▶ [Exercise prompt] Within the records that follow, find every line containing the string "text". Copy those lines.
───── Given records ─────
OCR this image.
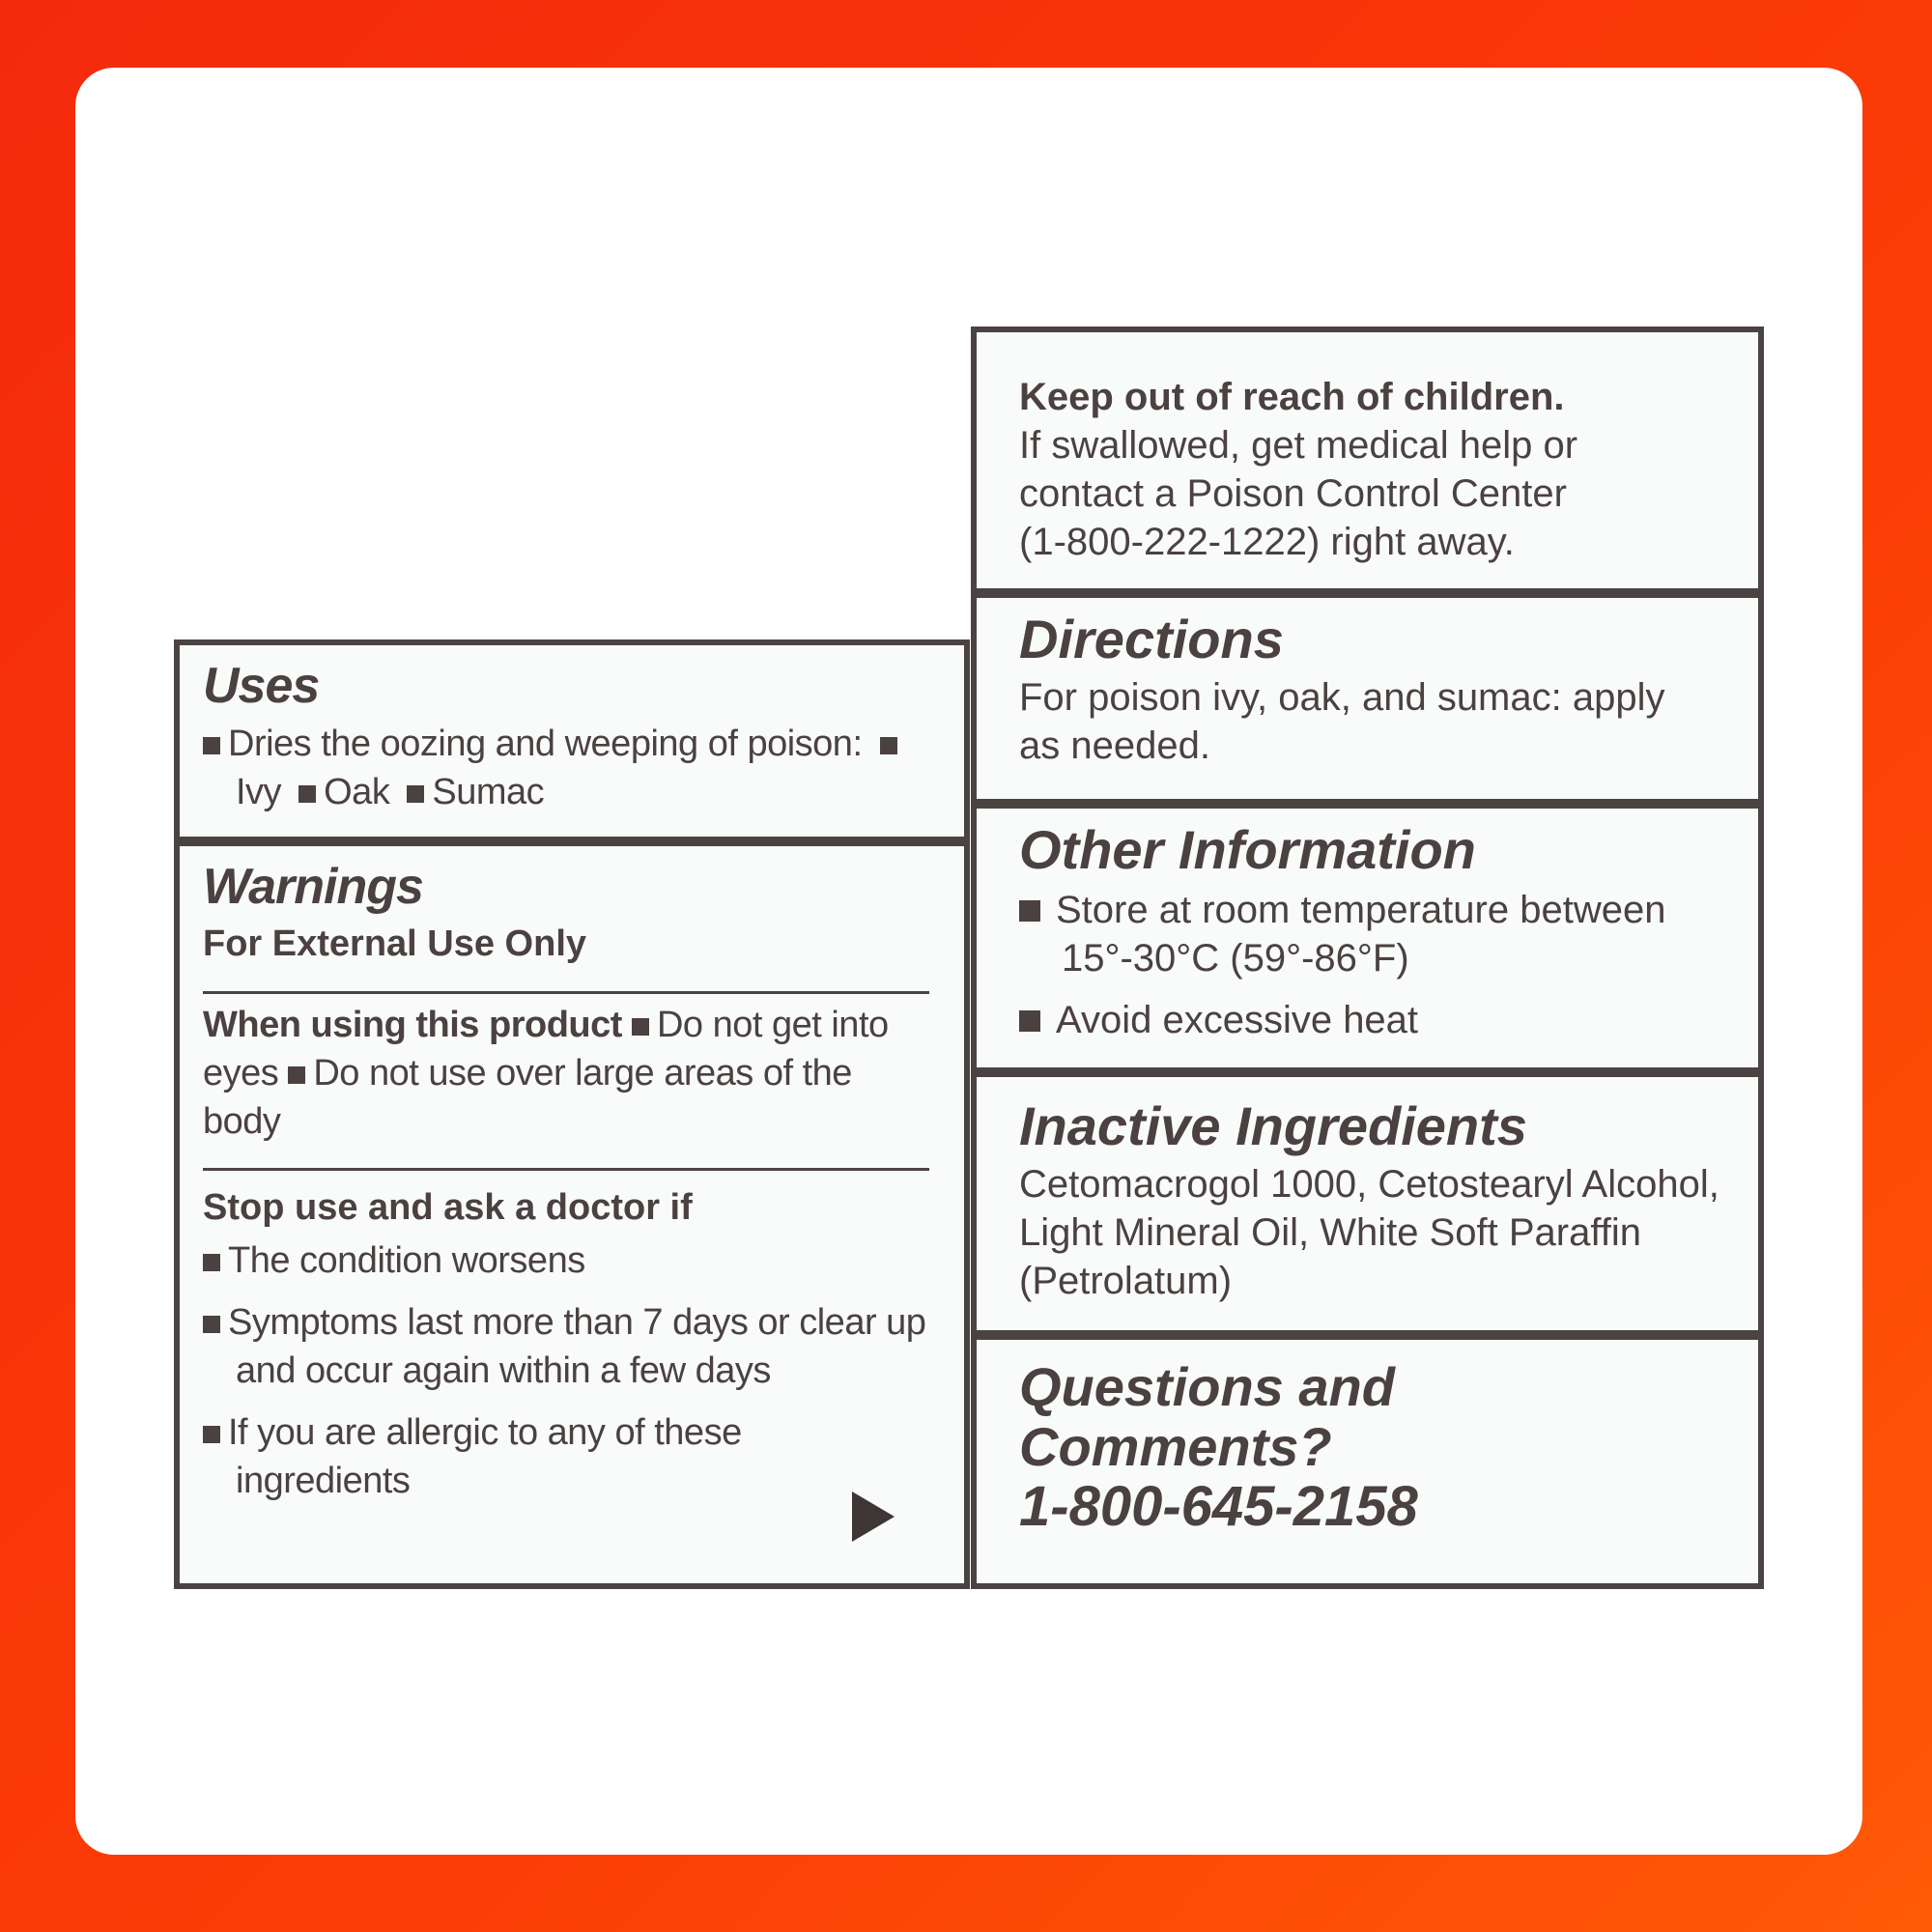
Uses
Dries the oozing and weeping of poison: Ivy Oak Sumac
Warnings
For External Use Only
When using this product Do not get into eyes Do not use over large areas of the body
Stop use and ask a doctor if
The condition worsens
Symptoms last more than 7 days or clear up and occur again within a few days
If you are allergic to any of these ingredients
Keep out of reach of children.
If swallowed, get medical help or
contact a Poison Control Center
(1-800-222-1222) right away.
Directions
For poison ivy, oak, and sumac: apply as needed.
Other Information
Store at room temperature between 15°-30°C (59°-86°F)
Avoid excessive heat
Inactive Ingredients
Cetomacrogol 1000, Cetostearyl Alcohol, Light Mineral Oil, White Soft Paraffin (Petrolatum)
Questions and Comments?
1-800-645-2158
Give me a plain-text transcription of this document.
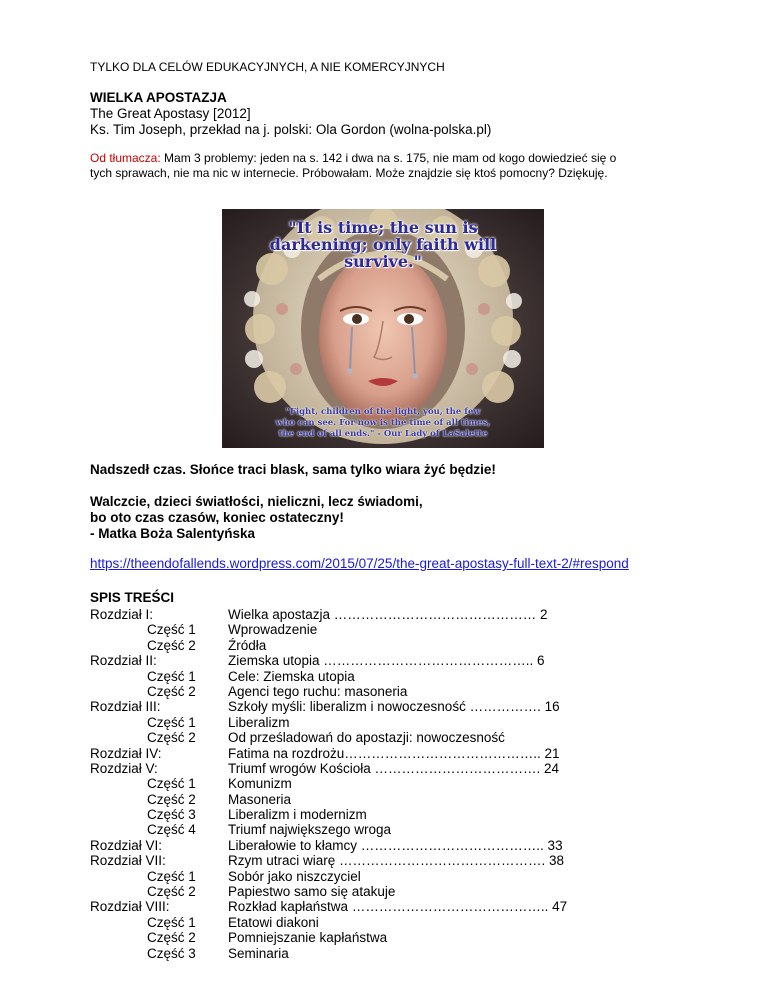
TYLKO DLA CELÓW EDUKACYJNYCH, A NIE KOMERCYJNYCH
WIELKA APOSTAZJA
The Great Apostasy [2012]
Ks. Tim Joseph, przekład na j. polski: Ola Gordon (wolna-polska.pl)
Od tłumacza: Mam 3 problemy: jeden na s. 142 i dwa na s. 175, nie mam od kogo dowiedzieć się o
tych sprawach, nie ma nic w internecie. Próbowałam. Może znajdzie się ktoś pomocny? Dziękuję.
"It is time; the sun is
darkening; only faith will
survive."
"Fight, children of the light, you, the few
who can see. For now is the time of all times,
the end of all ends." - Our Lady of LaSalette
Nadszedł czas. Słońce traci blask, sama tylko wiara żyć będzie!
Walczcie, dzieci światłości, nieliczni, lecz świadomi,
bo oto czas czasów, koniec ostateczny!
- Matka Boża Salentyńska
https://theendofallends.wordpress.com/2015/07/25/the-great-apostasy-full-text-2/#respond
SPIS TREŚCI
Rozdział I:	Wielka apostazja ……………………………………… 2
Część 1 Wprowadzenie
Część 2 Źródła
Rozdział II:	Ziemska utopia ……………………………………….. 6
Część 1 Cele: Ziemska utopia
Część 2 Agenci tego ruchu: masoneria
Rozdział III:	Szkoły myśli: liberalizm i nowoczesność ……………. 16
Część 1 Liberalizm
Część 2 Od prześladowań do apostazji: nowoczesność
Rozdział IV:	Fatima na rozdrożu…………………………………….. 21
Rozdział V:	Triumf wrogów Kościoła ………………………………. 24
Część 1 Komunizm
Część 2 Masoneria
Część 3 Liberalizm i modernizm
Część 4 Triumf największego wroga
Rozdział VI:	Liberałowie to kłamcy ………………………………….. 33
Rozdział VII:	Rzym utraci wiarę ………………………………………. 38
Część 1 Sobór jako niszczyciel
Część 2 Papiestwo samo się atakuje
Rozdział VIII:	Rozkład kapłaństwa …………………………………….. 47
Część 1 Etatowi diakoni
Część 2 Pomniejszanie kapłaństwa
Część 3 Seminaria
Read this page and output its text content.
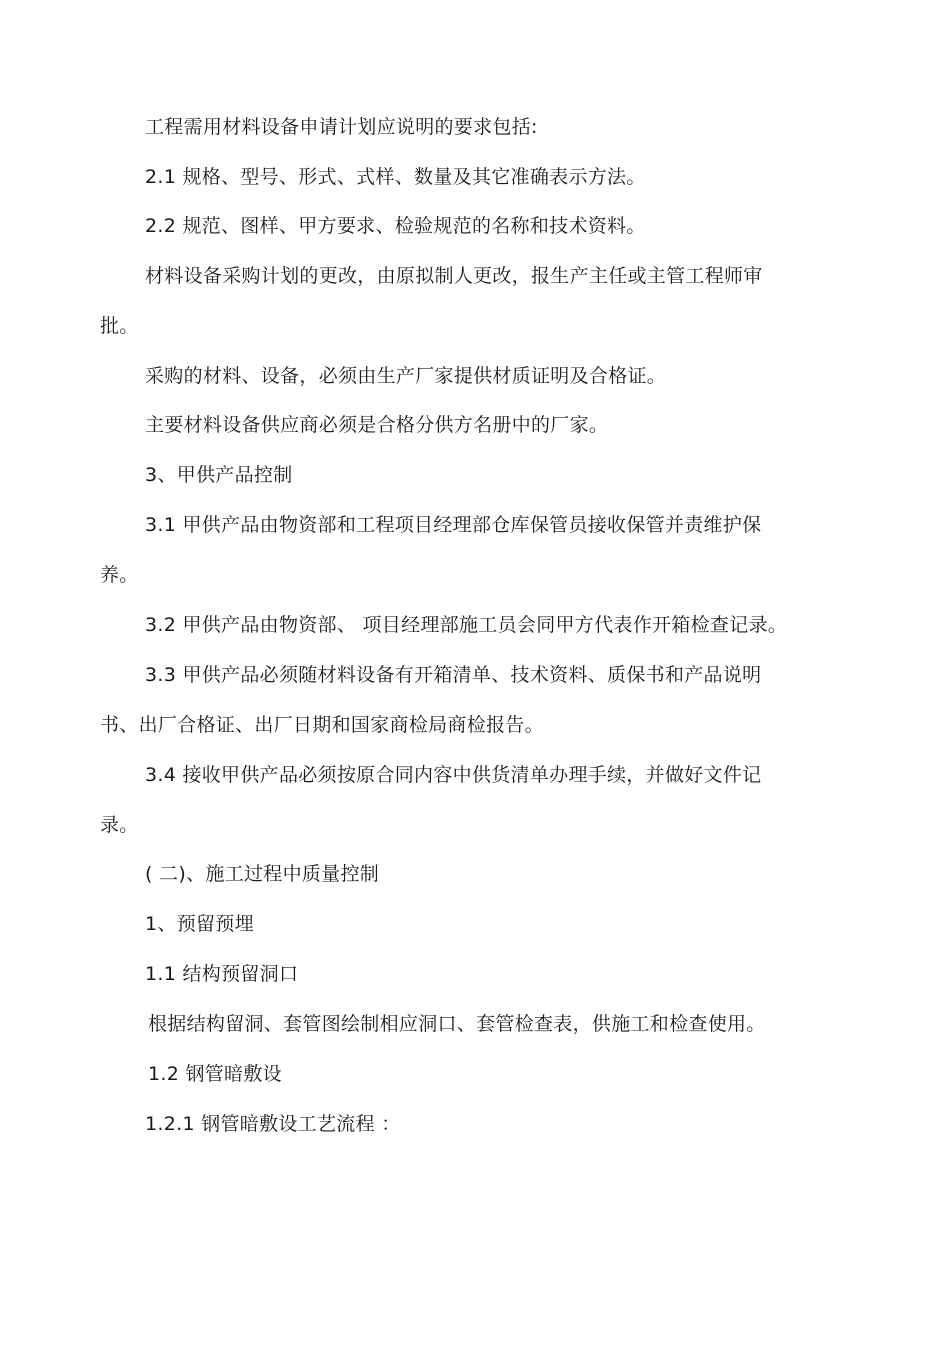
工程需用材料设备申请计划应说明的要求包括:
2.1 规格、型号、形式、式样、数量及其它准确表示方法。
2.2 规范、图样、甲方要求、检验规范的名称和技术资料。
材料设备采购计划的更改，由原拟制人更改，报生产主任或主管工程师审
批。
采购的材料、设备，必须由生产厂家提供材质证明及合格证。
主要材料设备供应商必须是合格分供方名册中的厂家。
3、甲供产品控制
3.1 甲供产品由物资部和工程项目经理部仓库保管员接收保管并责维护保
养。
3.2 甲供产品由物资部、 项目经理部施工员会同甲方代表作开箱检查记录。
3.3 甲供产品必须随材料设备有开箱清单、技术资料、质保书和产品说明
书、出厂合格证、出厂日期和国家商检局商检报告。
3.4 接收甲供产品必须按原合同内容中供货清单办理手续，并做好文件记
录。
( 二)、施工过程中质量控制
1、预留预埋
1.1 结构预留洞口
根据结构留洞、套管图绘制相应洞口、套管检查表，供施工和检查使用。
1.2 钢管暗敷设
1.2.1 钢管暗敷设工艺流程 ：
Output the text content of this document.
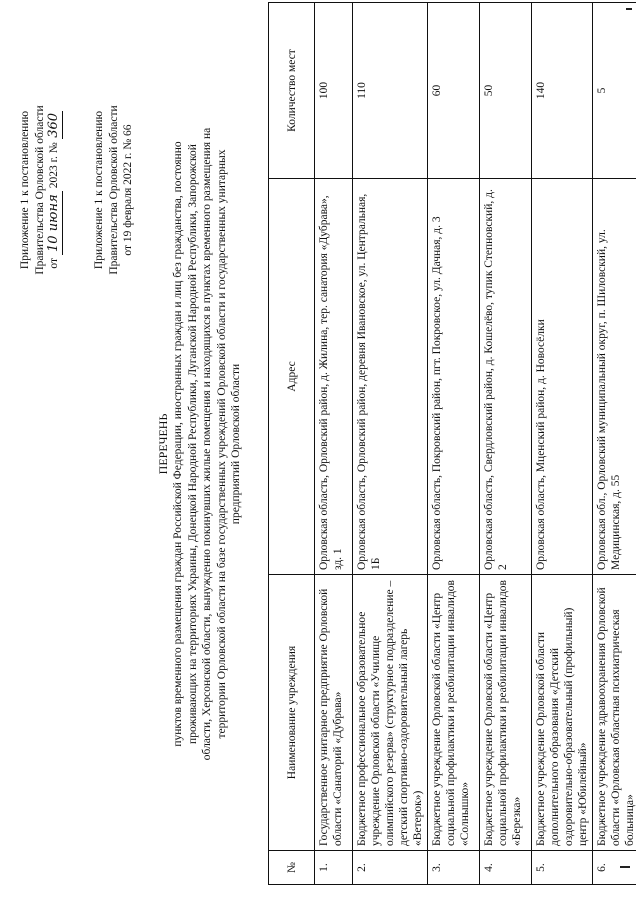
Приложение 1 к постановлению Правительства Орловской области от 10 июня 2023 г. № 360	Приложение 1 к постановлению Правительства Орловской области от 19 февраля 2022 г. № 66
ПЕРЕЧЕНЬ пунктов временного размещения граждан Российской Федерации, иностранных граждан и лиц без гражданства, постоянно проживающих на территориях Украины, Донецкой Народной Республики, Луганской Народной Республики, Запорожской области, Херсонской области, вынужденно покинувших жилые помещения и находящихся в пунктах временного размещения на территории Орловской области на базе государственных учреждений Орловской области и государственных унитарных предприятий Орловской области
№	Наименование учреждения	Адрес	Количество мест
1.	Государственное унитарное предприятие Орловской области «Санаторий «Дубрава»	Орловская область, Орловский район, д. Жилина, тер. санатория «Дубрава», зд. 1	100
2.	Бюджетное профессиональное образовательное учреждение Орловской области «Училище олимпийского резерва» (структурное подразделение – детский спортивно-оздоровительный лагерь «Ветерок»)	Орловская область, Орловский район, деревня Ивановское, ул. Центральная, 1Б	110
3.	Бюджетное учреждение Орловской области «Центр социальной профилактики и реабилитации инвалидов «Солнышко»	Орловская область, Покровский район, пгт. Покровское, ул. Дачная, д. 3	60
4.	Бюджетное учреждение Орловской области «Центр социальной профилактики и реабилитации инвалидов «Березка»	Орловская область, Свердловский район, д. Кошелёво, тупик Степновский, д. 2	50
5.	Бюджетное учреждение Орловской области дополнительного образования «Детский оздоровительно-образовательный (профильный) центр «Юбилейный»	Орловская область, Мценский район, д. Новосёлки	140
6.	Бюджетное учреждение здравоохранения Орловской области «Орловская областная психиатрическая больница»	Орловская обл., Орловский муниципальный округ, п. Шиловский, ул. Медицинская, д. 55	5
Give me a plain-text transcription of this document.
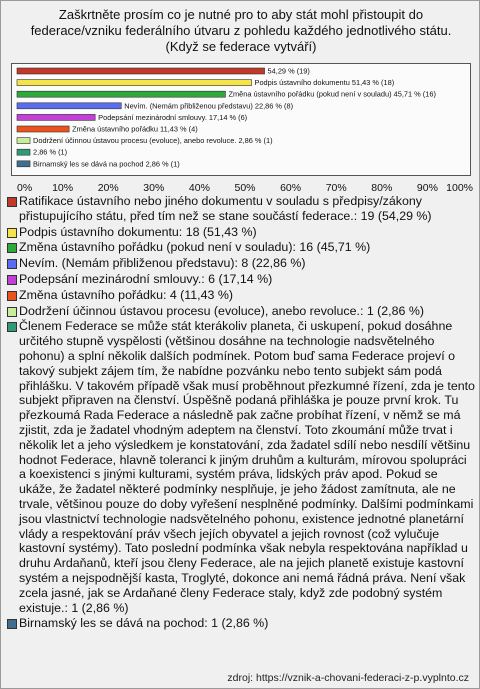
Zaškrtněte prosím co je nutné pro to aby stát mohl přistoupit do federace/vzniku federálního útvaru z pohledu každého jednotlivého státu. (Když se federace vytváří)
54,29 % (19)
Podpis ústavního dokumentu 51,43 % (18)
Změna ústavního pořádku (pokud není v souladu) 45,71 % (16)
Nevím. (Nemám přibliženou představu) 22,86 % (8)
Podepsání mezinárodní smlouvy. 17,14 % (6)
Změna ústavního pořádku 11,43 % (4)
Dodržení účinnou ústavou procesu (evoluce), anebo revoluce. 2,86 % (1)
2,86 % (1)
Birnamský les se dává na pochod 2,86 % (1)
0% 10% 20% 30% 40% 50% 60% 70% 80% 90% 100%
Ratifikace ústavního nebo jiného dokumentu v souladu s předpisy/zákony přistupujícího státu, před tím než se stane součástí federace.: 19 (54,29 %)
Podpis ústavního dokumentu: 18 (51,43 %)
Změna ústavního pořádku (pokud není v souladu): 16 (45,71 %)
Nevím. (Nemám přibliženou představu): 8 (22,86 %)
Podepsání mezinárodní smlouvy.: 6 (17,14 %)
Změna ústavního pořádku: 4 (11,43 %)
Dodržení účinnou ústavou procesu (evoluce), anebo revoluce.: 1 (2,86 %)
Členem Federace se může stát kterákoliv planeta, či uskupení, pokud dosáhne určitého stupně vyspělosti (většinou dosáhne na technologie nadsvětelného pohonu) a splní několik dalších podmínek. Potom buď sama Federace projeví o takový subjekt zájem tím, že nabídne pozvánku nebo tento subjekt sám podá přihlášku. V takovém případě však musí proběhnout přezkumné řízení, zda je tento subjekt připraven na členství. Úspěšně podaná přihláška je pouze první krok. Tu přezkoumá Rada Federace a následně pak začne probíhat řízení, v němž se má zjistit, zda je žadatel vhodným adeptem na členství. Toto zkoumání může trvat i několik let a jeho výsledkem je konstatování, zda žadatel sdílí nebo nesdílí většinu hodnot Federace, hlavně toleranci k jiným druhům a kulturám, mírovou spolupráci a koexistenci s jinými kulturami, systém práva, lidských práv apod. Pokud se ukáže, že žadatel některé podmínky nesplňuje, je jeho žádost zamítnuta, ale ne trvale, většinou pouze do doby vyřešení nesplněné podmínky. Dalšími podmínkami jsou vlastnictví technologie nadsvětelného pohonu, existence jednotné planetární vlády a respektování práv všech jejích obyvatel a jejich rovnost (což vylučuje kastovní systémy). Tato poslední podmínka však nebyla respektována například u druhu Ardaňanů, kteří jsou členy Federace, ale na jejich planetě existuje kastovní systém a nejspodnější kasta, Troglyté, dokonce ani nemá řádná práva. Není však zcela jasné, jak se Ardaňané členy Federace staly, když zde podobný systém existuje.: 1 (2,86 %)
Birnamský les se dává na pochod: 1 (2,86 %)
zdroj: https://vznik-a-chovani-federaci-z-p.vyplnto.cz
─────
▶ [Finished exercise]
Give me a plain-text transcription of this document.
https://theendofallends.wordpress.com/2015/07/25/the-great-apostasy-full-text-2/#respond
Read this page and output its text content.
Output the text content of this document.
Give me a plain-text transcription of this document.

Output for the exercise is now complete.